=== Supplied entries ===

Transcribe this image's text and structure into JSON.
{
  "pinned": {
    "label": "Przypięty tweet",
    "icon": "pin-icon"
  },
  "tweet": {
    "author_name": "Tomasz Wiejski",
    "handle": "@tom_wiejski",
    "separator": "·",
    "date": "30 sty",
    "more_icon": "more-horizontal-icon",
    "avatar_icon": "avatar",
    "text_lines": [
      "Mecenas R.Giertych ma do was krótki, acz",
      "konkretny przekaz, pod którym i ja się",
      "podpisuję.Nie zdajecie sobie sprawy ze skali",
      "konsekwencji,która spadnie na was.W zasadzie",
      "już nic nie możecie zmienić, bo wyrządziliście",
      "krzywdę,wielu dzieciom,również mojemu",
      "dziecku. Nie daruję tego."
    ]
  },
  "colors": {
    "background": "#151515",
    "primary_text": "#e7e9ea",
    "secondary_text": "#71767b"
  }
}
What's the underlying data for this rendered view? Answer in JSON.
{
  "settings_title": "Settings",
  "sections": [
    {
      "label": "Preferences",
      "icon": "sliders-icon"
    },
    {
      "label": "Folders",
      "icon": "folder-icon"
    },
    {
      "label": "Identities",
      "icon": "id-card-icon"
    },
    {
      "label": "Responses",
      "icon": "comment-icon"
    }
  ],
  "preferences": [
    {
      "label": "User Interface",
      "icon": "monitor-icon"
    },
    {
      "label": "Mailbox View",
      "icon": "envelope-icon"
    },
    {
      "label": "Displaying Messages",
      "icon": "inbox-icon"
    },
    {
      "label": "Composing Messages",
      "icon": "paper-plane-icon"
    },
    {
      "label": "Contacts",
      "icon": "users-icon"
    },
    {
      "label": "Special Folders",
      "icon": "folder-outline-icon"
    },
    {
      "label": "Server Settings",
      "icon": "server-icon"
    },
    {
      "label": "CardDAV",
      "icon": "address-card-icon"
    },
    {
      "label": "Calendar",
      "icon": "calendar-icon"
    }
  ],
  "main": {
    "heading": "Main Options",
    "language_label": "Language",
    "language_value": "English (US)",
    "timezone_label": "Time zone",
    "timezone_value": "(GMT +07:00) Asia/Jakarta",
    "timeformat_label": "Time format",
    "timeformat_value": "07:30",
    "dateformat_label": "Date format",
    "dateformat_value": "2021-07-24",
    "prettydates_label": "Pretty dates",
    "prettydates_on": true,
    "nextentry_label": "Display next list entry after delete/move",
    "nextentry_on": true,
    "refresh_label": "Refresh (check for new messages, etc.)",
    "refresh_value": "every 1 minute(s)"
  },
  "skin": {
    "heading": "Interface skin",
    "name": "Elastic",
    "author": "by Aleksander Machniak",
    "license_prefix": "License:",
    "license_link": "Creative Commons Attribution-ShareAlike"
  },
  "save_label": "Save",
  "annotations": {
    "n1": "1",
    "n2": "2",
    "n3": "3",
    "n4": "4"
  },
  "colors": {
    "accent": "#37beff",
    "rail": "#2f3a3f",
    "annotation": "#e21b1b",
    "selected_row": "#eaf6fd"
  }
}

===

Exercise |
Every entry must be retyped in full, exactly as given.

Final result |
Transcribe this image's text and structure into JSON.
{
  "pinned": {
    "label": "Przypięty tweet",
    "icon": "pin-icon"
  },
  "tweet": {
    "author_name": "Tomasz Wiejski",
    "handle": "@tom_wiejski",
    "separator": "·",
    "date": "30 sty",
    "more_icon": "more-horizontal-icon",
    "avatar_icon": "avatar",
    "text_lines": [
      "Mecenas R.Giertych ma do was krótki, acz",
      "konkretny przekaz, pod którym i ja się",
      "podpisuję.Nie zdajecie sobie sprawy ze skali",
      "konsekwencji,która spadnie na was.W zasadzie",
      "już nic nie możecie zmienić, bo wyrządziliście",
      "krzywdę,wielu dzieciom,również mojemu",
      "dziecku. Nie daruję tego."
    ]
  },
  "colors": {
    "background": "#151515",
    "primary_text": "#e7e9ea",
    "secondary_text": "#71767b"
  }
}
What's the underlying data for this rendered view? Answer in JSON.
{
  "settings_title": "Settings",
  "sections": [
    {
      "label": "Preferences",
      "icon": "sliders-icon"
    },
    {
      "label": "Folders",
      "icon": "folder-icon"
    },
    {
      "label": "Identities",
      "icon": "id-card-icon"
    },
    {
      "label": "Responses",
      "icon": "comment-icon"
    }
  ],
  "preferences": [
    {
      "label": "User Interface",
      "icon": "monitor-icon"
    },
    {
      "label": "Mailbox View",
      "icon": "envelope-icon"
    },
    {
      "label": "Displaying Messages",
      "icon": "inbox-icon"
    },
    {
      "label": "Composing Messages",
      "icon": "paper-plane-icon"
    },
    {
      "label": "Contacts",
      "icon": "users-icon"
    },
    {
      "label": "Special Folders",
      "icon": "folder-outline-icon"
    },
    {
      "label": "Server Settings",
      "icon": "server-icon"
    },
    {
      "label": "CardDAV",
      "icon": "address-card-icon"
    },
    {
      "label": "Calendar",
      "icon": "calendar-icon"
    }
  ],
  "main": {
    "heading": "Main Options",
    "language_label": "Language",
    "language_value": "English (US)",
    "timezone_label": "Time zone",
    "timezone_value": "(GMT +07:00) Asia/Jakarta",
    "timeformat_label": "Time format",
    "timeformat_value": "07:30",
    "dateformat_label": "Date format",
    "dateformat_value": "2021-07-24",
    "prettydates_label": "Pretty dates",
    "prettydates_on": true,
    "nextentry_label": "Display next list entry after delete/move",
    "nextentry_on": true,
    "refresh_label": "Refresh (check for new messages, etc.)",
    "refresh_value": "every 1 minute(s)"
  },
  "skin": {
    "heading": "Interface skin",
    "name": "Elastic",
    "author": "by Aleksander Machniak",
    "license_prefix": "License:",
    "license_link": "Creative Commons Attribution-ShareAlike"
  },
  "save_label": "Save",
  "annotations": {
    "n1": "1",
    "n2": "2",
    "n3": "3",
    "n4": "4"
  },
  "colors": {
    "accent": "#37beff",
    "rail": "#2f3a3f",
    "annotation": "#e21b1b",
    "selected_row": "#eaf6fd"
  }
}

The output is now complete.